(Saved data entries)
╔══

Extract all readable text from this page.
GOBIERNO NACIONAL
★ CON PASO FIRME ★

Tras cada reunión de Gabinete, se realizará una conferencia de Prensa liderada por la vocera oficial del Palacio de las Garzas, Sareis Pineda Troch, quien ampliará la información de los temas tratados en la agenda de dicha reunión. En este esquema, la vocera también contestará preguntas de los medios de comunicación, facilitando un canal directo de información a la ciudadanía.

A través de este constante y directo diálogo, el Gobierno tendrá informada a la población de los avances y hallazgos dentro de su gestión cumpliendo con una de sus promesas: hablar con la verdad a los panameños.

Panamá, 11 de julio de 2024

╚══

■ **Exercise objective**: Repeat the material above in full, quoting it exactly.

■ **The result**:
Extract all readable text from this page.
GOBIERNO NACIONAL
★ CON PASO FIRME ★

Tras cada reunión de Gabinete, se realizará una conferencia de Prensa liderada por la vocera oficial del Palacio de las Garzas, Sareis Pineda Troch, quien ampliará la información de los temas tratados en la agenda de dicha reunión. En este esquema, la vocera también contestará preguntas de los medios de comunicación, facilitando un canal directo de información a la ciudadanía.

A través de este constante y directo diálogo, el Gobierno tendrá informada a la población de los avances y hallazgos dentro de su gestión cumpliendo con una de sus promesas: hablar con la verdad a los panameños.

Panamá, 11 de julio de 2024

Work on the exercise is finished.